== Given request ==
Each line that holds the word "name" is to be identified and copied.

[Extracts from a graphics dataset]
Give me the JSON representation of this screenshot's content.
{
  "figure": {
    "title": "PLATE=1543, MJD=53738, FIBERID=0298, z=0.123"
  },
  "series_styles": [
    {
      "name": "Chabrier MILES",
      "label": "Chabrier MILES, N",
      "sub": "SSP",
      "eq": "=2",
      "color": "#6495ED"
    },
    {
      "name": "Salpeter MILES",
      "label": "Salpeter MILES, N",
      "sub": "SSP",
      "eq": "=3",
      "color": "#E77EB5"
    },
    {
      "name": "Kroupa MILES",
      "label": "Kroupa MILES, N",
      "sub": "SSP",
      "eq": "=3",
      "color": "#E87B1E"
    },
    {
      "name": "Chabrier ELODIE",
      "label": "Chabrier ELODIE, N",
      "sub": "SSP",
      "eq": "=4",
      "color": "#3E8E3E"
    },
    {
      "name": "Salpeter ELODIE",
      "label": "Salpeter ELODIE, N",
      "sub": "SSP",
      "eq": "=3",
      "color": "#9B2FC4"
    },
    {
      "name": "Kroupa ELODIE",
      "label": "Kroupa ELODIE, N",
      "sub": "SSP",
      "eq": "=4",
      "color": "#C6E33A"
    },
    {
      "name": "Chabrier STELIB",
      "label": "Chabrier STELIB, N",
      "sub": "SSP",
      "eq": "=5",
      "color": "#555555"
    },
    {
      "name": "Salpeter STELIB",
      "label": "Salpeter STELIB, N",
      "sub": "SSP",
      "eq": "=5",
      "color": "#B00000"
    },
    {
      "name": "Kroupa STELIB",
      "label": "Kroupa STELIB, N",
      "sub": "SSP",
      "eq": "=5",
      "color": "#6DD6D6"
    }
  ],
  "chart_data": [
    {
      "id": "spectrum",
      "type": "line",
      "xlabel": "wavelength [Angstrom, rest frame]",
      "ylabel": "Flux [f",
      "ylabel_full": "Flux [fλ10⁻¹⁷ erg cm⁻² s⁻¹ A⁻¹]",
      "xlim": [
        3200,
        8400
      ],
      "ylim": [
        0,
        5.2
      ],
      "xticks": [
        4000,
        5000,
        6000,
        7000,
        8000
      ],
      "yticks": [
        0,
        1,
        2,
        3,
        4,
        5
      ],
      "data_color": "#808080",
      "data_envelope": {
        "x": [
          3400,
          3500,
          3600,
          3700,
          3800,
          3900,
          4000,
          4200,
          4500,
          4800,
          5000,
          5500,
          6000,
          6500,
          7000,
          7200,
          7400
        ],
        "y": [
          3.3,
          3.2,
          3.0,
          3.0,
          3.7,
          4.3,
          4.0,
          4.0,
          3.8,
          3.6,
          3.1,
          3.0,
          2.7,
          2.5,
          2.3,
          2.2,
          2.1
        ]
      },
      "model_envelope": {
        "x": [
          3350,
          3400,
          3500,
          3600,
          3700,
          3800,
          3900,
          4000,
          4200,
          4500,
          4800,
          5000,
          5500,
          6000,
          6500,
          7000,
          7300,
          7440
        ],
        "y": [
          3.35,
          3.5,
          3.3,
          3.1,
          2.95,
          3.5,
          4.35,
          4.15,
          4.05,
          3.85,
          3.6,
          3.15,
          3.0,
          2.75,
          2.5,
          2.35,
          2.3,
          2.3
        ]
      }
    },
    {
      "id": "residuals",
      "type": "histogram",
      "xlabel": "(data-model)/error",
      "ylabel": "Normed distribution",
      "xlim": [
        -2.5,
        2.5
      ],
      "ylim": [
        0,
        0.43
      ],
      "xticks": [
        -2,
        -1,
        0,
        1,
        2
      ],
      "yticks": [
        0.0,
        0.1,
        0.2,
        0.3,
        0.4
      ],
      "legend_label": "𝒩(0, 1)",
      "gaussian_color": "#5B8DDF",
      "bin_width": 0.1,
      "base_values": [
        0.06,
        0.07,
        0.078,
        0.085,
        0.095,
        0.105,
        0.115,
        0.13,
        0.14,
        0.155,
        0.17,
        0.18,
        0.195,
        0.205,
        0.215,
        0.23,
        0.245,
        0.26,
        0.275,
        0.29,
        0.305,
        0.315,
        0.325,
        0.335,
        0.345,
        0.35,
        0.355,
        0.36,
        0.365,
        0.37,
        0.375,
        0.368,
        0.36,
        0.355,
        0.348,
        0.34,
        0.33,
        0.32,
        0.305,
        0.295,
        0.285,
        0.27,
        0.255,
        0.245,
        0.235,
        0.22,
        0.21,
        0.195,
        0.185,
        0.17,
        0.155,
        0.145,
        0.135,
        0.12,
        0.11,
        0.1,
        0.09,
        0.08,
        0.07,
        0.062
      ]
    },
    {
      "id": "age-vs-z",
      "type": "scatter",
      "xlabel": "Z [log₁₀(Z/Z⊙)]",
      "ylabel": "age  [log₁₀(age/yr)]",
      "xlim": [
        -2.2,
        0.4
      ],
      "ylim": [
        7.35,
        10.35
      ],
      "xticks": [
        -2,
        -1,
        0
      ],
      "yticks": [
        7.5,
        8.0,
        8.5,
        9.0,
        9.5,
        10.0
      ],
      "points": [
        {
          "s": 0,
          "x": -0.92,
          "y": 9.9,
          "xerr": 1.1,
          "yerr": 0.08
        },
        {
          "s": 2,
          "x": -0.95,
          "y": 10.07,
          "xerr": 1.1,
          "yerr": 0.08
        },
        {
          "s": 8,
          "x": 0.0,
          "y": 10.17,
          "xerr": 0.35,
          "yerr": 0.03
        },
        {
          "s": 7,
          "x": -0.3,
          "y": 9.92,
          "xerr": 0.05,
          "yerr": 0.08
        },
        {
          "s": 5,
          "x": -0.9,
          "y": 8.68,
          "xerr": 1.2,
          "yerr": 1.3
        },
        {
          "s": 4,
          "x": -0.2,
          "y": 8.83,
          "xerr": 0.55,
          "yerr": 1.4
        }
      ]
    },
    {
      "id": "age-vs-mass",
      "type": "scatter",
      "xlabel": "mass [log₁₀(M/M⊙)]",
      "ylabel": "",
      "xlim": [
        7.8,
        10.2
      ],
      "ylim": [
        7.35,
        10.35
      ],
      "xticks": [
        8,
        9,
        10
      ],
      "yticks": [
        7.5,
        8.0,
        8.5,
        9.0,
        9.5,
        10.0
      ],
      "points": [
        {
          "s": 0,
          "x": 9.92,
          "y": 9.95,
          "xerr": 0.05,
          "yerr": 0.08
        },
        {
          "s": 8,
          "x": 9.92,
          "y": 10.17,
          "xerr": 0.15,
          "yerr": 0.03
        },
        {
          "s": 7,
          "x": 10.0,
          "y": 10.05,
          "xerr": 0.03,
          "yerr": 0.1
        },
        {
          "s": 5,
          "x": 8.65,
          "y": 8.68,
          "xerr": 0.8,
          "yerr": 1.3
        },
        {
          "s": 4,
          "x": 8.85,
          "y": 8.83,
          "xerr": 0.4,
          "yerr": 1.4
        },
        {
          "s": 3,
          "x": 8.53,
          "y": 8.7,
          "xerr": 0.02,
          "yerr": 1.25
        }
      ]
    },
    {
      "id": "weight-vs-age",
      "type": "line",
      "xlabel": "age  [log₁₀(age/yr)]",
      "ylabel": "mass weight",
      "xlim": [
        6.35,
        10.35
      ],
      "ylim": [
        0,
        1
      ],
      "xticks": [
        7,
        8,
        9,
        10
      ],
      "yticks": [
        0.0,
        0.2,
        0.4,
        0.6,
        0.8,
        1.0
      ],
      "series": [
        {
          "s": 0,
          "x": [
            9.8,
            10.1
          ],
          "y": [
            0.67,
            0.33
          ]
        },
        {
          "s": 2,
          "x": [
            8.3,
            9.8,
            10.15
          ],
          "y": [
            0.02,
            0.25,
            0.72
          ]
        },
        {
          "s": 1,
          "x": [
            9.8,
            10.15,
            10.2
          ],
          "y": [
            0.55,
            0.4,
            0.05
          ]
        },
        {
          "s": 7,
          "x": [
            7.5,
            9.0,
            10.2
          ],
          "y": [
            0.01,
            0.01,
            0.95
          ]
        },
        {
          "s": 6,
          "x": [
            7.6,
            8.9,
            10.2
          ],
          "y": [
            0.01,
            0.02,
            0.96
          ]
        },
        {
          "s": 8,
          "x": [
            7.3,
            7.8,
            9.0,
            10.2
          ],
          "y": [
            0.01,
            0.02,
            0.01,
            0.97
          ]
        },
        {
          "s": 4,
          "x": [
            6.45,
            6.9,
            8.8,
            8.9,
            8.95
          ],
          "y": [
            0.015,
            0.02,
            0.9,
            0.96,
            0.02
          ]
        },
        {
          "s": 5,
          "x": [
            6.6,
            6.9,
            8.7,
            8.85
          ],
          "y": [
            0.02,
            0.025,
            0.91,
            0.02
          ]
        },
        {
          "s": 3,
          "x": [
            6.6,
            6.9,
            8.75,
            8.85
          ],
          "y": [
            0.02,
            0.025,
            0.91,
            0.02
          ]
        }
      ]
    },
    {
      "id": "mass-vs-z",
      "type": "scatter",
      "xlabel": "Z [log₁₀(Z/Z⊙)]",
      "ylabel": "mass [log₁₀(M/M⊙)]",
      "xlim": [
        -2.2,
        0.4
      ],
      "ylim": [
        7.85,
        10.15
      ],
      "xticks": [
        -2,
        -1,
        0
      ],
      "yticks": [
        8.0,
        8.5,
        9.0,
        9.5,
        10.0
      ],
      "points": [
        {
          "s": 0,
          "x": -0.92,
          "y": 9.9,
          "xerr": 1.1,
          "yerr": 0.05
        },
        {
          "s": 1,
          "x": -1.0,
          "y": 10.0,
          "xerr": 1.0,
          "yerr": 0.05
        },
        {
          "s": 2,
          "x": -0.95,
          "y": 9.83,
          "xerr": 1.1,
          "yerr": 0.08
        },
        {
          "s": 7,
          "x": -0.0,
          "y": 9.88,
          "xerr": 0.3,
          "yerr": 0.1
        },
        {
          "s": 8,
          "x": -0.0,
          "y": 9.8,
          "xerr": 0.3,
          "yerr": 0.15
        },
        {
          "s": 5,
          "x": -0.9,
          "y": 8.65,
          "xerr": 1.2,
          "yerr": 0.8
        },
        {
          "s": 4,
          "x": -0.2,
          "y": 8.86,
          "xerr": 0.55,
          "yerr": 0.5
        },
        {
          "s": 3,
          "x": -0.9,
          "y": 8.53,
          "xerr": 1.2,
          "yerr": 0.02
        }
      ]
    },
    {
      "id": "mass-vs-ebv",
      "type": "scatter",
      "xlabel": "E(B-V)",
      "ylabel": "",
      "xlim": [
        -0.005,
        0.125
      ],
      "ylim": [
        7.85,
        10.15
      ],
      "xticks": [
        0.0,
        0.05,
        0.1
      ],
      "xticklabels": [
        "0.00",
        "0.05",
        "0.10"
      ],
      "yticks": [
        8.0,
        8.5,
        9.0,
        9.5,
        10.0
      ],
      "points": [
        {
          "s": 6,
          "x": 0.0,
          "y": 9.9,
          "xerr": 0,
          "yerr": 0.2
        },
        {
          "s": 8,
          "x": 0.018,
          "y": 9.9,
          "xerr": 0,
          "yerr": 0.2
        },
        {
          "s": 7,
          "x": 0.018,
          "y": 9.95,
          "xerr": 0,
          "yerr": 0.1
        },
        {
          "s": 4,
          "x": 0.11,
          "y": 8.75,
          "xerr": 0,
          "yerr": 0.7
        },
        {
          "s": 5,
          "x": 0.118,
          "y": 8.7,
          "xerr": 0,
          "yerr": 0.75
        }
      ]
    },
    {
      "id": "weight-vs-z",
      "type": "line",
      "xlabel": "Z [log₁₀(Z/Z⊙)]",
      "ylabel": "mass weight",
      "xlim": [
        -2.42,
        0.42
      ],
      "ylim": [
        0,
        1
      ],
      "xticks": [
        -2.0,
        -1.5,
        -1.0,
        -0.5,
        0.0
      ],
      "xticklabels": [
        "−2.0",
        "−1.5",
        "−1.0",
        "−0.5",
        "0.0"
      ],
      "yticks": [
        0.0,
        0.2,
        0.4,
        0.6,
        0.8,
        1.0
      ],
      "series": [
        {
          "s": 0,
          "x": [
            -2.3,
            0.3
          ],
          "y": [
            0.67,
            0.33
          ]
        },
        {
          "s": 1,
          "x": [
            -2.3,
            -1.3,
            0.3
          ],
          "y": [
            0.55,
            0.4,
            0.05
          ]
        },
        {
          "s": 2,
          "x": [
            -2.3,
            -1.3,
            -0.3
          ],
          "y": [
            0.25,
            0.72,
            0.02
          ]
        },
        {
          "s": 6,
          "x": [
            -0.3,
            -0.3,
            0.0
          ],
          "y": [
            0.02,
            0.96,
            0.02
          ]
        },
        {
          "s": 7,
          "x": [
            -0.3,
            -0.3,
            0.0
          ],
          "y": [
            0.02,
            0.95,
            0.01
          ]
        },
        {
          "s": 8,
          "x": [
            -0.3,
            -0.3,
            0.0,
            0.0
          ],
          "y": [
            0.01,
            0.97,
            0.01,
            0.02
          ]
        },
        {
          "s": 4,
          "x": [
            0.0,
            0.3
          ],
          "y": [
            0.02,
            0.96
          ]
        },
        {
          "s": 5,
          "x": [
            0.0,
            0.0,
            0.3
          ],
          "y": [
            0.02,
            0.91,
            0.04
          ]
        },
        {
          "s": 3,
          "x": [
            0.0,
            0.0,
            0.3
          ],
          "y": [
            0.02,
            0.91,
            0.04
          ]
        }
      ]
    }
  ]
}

== Answer to this problem ==
      "name": "Chabrier MILES",
      "name": "Salpeter MILES",
      "name": "Kroupa MILES",
      "name": "Chabrier ELODIE",
      "name": "Salpeter ELODIE",
      "name": "Kroupa ELODIE",
      "name": "Chabrier STELIB",
      "name": "Salpeter STELIB",
      "name": "Kroupa STELIB",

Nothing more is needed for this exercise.